**Goal of the exercise:** Copy out the lines from the start of the records through the line containing "commit-time: 1 hour", with both ends included and each line unchanged.

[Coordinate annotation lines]

# # # # # # #

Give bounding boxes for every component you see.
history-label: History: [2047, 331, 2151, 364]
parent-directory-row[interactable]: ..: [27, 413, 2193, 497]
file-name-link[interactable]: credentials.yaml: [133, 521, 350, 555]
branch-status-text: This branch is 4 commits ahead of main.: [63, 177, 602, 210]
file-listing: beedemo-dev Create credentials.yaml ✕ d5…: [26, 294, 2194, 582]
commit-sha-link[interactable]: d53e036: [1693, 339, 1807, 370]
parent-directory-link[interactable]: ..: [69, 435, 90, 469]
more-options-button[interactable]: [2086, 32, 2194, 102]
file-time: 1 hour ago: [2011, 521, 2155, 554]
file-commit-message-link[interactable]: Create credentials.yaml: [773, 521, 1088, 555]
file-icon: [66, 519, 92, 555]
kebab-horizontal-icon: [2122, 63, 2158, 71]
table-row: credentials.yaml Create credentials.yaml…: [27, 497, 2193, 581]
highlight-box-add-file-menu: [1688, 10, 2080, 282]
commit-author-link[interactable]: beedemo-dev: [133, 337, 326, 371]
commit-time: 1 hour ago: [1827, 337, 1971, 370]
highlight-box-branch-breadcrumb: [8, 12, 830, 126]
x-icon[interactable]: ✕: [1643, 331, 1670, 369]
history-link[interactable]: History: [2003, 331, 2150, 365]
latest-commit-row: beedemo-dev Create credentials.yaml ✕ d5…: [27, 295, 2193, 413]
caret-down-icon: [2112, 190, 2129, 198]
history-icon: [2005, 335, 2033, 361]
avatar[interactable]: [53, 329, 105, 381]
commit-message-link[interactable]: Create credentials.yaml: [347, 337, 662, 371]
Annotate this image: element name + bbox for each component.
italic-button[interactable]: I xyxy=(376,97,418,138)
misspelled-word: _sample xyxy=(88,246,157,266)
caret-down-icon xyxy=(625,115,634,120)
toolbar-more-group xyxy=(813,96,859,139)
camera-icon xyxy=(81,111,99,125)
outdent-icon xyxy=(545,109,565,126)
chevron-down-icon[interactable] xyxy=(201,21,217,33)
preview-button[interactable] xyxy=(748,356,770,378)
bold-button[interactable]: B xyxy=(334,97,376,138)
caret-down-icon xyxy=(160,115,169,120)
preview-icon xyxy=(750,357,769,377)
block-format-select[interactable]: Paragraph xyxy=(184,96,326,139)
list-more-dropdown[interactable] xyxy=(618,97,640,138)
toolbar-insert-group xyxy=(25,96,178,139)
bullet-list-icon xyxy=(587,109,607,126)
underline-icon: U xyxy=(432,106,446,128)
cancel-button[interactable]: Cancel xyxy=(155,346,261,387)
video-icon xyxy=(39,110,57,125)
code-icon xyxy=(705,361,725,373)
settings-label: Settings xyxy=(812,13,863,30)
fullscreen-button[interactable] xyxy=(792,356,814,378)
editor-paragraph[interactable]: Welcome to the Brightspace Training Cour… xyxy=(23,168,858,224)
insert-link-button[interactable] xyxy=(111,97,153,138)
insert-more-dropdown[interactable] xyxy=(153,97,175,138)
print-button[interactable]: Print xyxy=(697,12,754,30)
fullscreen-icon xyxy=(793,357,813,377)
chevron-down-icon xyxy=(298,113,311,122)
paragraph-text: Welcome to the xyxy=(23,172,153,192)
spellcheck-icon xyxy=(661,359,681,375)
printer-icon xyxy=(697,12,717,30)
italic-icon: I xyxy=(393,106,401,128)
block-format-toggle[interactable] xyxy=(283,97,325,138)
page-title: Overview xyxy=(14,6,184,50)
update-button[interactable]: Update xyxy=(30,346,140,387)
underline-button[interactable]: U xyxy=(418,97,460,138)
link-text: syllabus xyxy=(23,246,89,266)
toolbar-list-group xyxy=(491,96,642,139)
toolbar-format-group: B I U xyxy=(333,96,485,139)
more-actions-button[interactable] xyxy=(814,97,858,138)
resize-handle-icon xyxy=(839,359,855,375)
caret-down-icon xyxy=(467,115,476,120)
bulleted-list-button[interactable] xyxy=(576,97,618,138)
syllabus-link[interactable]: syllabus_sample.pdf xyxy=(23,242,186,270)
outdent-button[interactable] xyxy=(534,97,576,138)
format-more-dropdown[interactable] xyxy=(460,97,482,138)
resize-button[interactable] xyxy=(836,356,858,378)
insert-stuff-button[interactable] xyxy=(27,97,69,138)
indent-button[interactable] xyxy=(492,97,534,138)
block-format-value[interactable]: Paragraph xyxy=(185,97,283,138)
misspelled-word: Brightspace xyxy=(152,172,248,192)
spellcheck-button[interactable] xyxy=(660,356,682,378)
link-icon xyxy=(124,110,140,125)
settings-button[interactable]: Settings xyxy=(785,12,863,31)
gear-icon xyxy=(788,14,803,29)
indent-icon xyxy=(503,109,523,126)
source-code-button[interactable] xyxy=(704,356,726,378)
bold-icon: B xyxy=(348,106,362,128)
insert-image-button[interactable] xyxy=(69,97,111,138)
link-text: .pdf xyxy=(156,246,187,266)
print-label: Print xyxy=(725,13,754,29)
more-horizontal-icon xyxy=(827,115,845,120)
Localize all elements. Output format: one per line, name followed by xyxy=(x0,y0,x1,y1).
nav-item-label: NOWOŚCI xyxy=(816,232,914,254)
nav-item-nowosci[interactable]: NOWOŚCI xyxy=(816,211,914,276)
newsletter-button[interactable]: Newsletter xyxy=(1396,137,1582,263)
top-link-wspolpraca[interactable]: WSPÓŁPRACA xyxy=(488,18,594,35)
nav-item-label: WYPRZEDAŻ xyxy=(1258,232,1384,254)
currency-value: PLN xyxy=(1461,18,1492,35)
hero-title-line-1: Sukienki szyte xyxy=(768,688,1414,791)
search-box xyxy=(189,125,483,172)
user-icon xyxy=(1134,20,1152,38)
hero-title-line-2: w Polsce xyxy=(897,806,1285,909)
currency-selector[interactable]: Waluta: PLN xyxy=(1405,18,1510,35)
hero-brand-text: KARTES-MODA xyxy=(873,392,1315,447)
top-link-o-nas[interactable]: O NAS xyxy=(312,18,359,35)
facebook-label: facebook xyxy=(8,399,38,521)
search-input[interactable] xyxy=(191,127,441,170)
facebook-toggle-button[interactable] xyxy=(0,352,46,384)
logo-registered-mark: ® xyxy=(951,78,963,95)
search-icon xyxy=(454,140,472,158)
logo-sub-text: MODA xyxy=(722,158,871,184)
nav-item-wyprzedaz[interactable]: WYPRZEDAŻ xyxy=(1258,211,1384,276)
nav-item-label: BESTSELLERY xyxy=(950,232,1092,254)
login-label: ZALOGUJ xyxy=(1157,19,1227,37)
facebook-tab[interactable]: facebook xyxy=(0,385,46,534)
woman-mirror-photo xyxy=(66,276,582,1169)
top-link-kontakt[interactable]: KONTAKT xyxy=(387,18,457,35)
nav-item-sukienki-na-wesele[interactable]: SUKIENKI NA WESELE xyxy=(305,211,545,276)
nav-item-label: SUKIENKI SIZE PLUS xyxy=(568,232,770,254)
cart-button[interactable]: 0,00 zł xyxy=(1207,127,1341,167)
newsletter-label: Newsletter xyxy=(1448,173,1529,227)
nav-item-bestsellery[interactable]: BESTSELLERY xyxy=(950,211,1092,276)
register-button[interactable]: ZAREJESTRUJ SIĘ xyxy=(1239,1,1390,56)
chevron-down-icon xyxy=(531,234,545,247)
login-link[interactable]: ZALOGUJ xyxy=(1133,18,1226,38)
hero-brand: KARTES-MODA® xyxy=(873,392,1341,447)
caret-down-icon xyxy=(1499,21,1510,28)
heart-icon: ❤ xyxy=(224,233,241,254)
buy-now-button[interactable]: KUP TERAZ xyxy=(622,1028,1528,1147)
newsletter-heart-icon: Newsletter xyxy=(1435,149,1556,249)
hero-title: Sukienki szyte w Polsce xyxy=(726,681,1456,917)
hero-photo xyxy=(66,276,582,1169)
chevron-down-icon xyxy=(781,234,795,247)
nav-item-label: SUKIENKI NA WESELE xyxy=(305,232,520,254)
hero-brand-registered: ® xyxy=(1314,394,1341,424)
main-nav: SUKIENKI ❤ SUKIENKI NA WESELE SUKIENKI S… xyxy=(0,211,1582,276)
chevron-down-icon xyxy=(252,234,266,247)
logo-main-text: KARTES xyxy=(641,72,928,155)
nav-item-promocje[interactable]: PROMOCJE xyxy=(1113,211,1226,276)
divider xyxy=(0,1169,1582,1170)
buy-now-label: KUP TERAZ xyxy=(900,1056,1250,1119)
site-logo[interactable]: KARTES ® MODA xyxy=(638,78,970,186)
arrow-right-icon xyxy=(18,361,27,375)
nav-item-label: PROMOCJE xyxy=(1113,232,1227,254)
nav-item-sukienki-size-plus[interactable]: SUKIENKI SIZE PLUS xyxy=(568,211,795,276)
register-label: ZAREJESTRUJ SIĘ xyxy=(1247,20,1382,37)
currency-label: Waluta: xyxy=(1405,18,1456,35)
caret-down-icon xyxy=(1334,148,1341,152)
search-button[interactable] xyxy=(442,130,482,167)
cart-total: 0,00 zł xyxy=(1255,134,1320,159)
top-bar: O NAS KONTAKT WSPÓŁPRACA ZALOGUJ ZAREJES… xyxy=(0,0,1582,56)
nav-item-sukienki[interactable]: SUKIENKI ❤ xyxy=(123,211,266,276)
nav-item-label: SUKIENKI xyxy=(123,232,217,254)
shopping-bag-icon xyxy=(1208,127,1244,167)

# # # # # # #

**Complete output:**
Give bounding boxes for every component you see.
history-label: History: [2047, 331, 2151, 364]
parent-directory-row[interactable]: ..: [27, 413, 2193, 497]
file-name-link[interactable]: credentials.yaml: [133, 521, 350, 555]
branch-status-text: This branch is 4 commits ahead of main.: [63, 177, 602, 210]
file-listing: beedemo-dev Create credentials.yaml ✕ d5…: [26, 294, 2194, 582]
commit-sha-link[interactable]: d53e036: [1693, 339, 1807, 370]
parent-directory-link[interactable]: ..: [69, 435, 90, 469]
more-options-button[interactable]: [2086, 32, 2194, 102]
file-time: 1 hour ago: [2011, 521, 2155, 554]
file-commit-message-link[interactable]: Create credentials.yaml: [773, 521, 1088, 555]
file-icon: [66, 519, 92, 555]
kebab-horizontal-icon: [2122, 63, 2158, 71]
table-row: credentials.yaml Create credentials.yaml…: [27, 497, 2193, 581]
highlight-box-add-file-menu: [1688, 10, 2080, 282]
commit-author-link[interactable]: beedemo-dev: [133, 337, 326, 371]
commit-time: 1 hour ago: [1827, 337, 1971, 370]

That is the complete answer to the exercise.